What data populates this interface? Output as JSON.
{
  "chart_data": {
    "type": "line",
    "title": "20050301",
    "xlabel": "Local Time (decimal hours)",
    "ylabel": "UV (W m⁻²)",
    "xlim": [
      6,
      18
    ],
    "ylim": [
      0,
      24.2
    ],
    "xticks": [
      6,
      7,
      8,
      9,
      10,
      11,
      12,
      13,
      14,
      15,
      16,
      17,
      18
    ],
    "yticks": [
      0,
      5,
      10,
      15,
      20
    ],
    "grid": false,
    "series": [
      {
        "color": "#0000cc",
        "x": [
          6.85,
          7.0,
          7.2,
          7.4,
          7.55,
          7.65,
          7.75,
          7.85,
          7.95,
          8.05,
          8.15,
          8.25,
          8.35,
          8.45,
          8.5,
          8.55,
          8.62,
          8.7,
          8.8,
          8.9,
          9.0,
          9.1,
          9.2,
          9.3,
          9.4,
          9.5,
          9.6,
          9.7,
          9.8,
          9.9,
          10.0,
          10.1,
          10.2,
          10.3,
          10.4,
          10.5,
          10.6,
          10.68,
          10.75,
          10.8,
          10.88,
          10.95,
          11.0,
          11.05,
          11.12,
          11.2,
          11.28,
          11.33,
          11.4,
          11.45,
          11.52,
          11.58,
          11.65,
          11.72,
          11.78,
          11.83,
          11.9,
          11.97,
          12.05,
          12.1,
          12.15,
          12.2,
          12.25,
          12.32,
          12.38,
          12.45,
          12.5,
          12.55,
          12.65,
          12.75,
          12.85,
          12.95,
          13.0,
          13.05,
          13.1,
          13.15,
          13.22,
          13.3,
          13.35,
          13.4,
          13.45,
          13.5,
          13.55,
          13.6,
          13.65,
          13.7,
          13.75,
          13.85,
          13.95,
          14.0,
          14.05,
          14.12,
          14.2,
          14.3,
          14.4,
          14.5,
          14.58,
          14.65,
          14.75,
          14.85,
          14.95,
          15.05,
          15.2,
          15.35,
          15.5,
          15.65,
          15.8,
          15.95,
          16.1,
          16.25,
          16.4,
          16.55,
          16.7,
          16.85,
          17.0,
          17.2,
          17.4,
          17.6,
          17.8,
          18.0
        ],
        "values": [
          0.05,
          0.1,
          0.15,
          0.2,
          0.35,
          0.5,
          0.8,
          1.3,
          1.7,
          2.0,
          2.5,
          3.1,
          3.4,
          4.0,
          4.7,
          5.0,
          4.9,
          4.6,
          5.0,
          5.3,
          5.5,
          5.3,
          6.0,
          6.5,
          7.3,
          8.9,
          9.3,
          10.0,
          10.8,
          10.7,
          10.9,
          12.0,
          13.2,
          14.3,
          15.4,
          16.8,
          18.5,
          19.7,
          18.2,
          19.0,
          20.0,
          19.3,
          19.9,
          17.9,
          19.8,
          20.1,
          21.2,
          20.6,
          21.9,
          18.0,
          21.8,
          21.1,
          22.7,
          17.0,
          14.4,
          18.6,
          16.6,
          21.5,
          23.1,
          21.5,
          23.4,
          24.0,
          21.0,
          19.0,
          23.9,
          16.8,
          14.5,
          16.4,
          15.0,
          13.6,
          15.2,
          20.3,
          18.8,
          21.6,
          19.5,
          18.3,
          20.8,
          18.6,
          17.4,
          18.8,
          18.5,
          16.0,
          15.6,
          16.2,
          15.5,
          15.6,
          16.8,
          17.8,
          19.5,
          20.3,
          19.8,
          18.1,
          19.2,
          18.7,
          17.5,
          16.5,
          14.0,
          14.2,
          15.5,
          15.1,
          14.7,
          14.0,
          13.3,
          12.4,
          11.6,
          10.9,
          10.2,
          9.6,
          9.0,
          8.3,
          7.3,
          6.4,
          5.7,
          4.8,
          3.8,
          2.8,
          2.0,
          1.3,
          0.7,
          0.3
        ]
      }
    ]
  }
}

####

## [Aim]
Repeat all the entries word for word.

## [Full solution]
What data populates this interface? Output as JSON.
{
  "chart_data": {
    "type": "line",
    "title": "20050301",
    "xlabel": "Local Time (decimal hours)",
    "ylabel": "UV (W m⁻²)",
    "xlim": [
      6,
      18
    ],
    "ylim": [
      0,
      24.2
    ],
    "xticks": [
      6,
      7,
      8,
      9,
      10,
      11,
      12,
      13,
      14,
      15,
      16,
      17,
      18
    ],
    "yticks": [
      0,
      5,
      10,
      15,
      20
    ],
    "grid": false,
    "series": [
      {
        "color": "#0000cc",
        "x": [
          6.85,
          7.0,
          7.2,
          7.4,
          7.55,
          7.65,
          7.75,
          7.85,
          7.95,
          8.05,
          8.15,
          8.25,
          8.35,
          8.45,
          8.5,
          8.55,
          8.62,
          8.7,
          8.8,
          8.9,
          9.0,
          9.1,
          9.2,
          9.3,
          9.4,
          9.5,
          9.6,
          9.7,
          9.8,
          9.9,
          10.0,
          10.1,
          10.2,
          10.3,
          10.4,
          10.5,
          10.6,
          10.68,
          10.75,
          10.8,
          10.88,
          10.95,
          11.0,
          11.05,
          11.12,
          11.2,
          11.28,
          11.33,
          11.4,
          11.45,
          11.52,
          11.58,
          11.65,
          11.72,
          11.78,
          11.83,
          11.9,
          11.97,
          12.05,
          12.1,
          12.15,
          12.2,
          12.25,
          12.32,
          12.38,
          12.45,
          12.5,
          12.55,
          12.65,
          12.75,
          12.85,
          12.95,
          13.0,
          13.05,
          13.1,
          13.15,
          13.22,
          13.3,
          13.35,
          13.4,
          13.45,
          13.5,
          13.55,
          13.6,
          13.65,
          13.7,
          13.75,
          13.85,
          13.95,
          14.0,
          14.05,
          14.12,
          14.2,
          14.3,
          14.4,
          14.5,
          14.58,
          14.65,
          14.75,
          14.85,
          14.95,
          15.05,
          15.2,
          15.35,
          15.5,
          15.65,
          15.8,
          15.95,
          16.1,
          16.25,
          16.4,
          16.55,
          16.7,
          16.85,
          17.0,
          17.2,
          17.4,
          17.6,
          17.8,
          18.0
        ],
        "values": [
          0.05,
          0.1,
          0.15,
          0.2,
          0.35,
          0.5,
          0.8,
          1.3,
          1.7,
          2.0,
          2.5,
          3.1,
          3.4,
          4.0,
          4.7,
          5.0,
          4.9,
          4.6,
          5.0,
          5.3,
          5.5,
          5.3,
          6.0,
          6.5,
          7.3,
          8.9,
          9.3,
          10.0,
          10.8,
          10.7,
          10.9,
          12.0,
          13.2,
          14.3,
          15.4,
          16.8,
          18.5,
          19.7,
          18.2,
          19.0,
          20.0,
          19.3,
          19.9,
          17.9,
          19.8,
          20.1,
          21.2,
          20.6,
          21.9,
          18.0,
          21.8,
          21.1,
          22.7,
          17.0,
          14.4,
          18.6,
          16.6,
          21.5,
          23.1,
          21.5,
          23.4,
          24.0,
          21.0,
          19.0,
          23.9,
          16.8,
          14.5,
          16.4,
          15.0,
          13.6,
          15.2,
          20.3,
          18.8,
          21.6,
          19.5,
          18.3,
          20.8,
          18.6,
          17.4,
          18.8,
          18.5,
          16.0,
          15.6,
          16.2,
          15.5,
          15.6,
          16.8,
          17.8,
          19.5,
          20.3,
          19.8,
          18.1,
          19.2,
          18.7,
          17.5,
          16.5,
          14.0,
          14.2,
          15.5,
          15.1,
          14.7,
          14.0,
          13.3,
          12.4,
          11.6,
          10.9,
          10.2,
          9.6,
          9.0,
          8.3,
          7.3,
          6.4,
          5.7,
          4.8,
          3.8,
          2.8,
          2.0,
          1.3,
          0.7,
          0.3
        ]
      }
    ]
  }
}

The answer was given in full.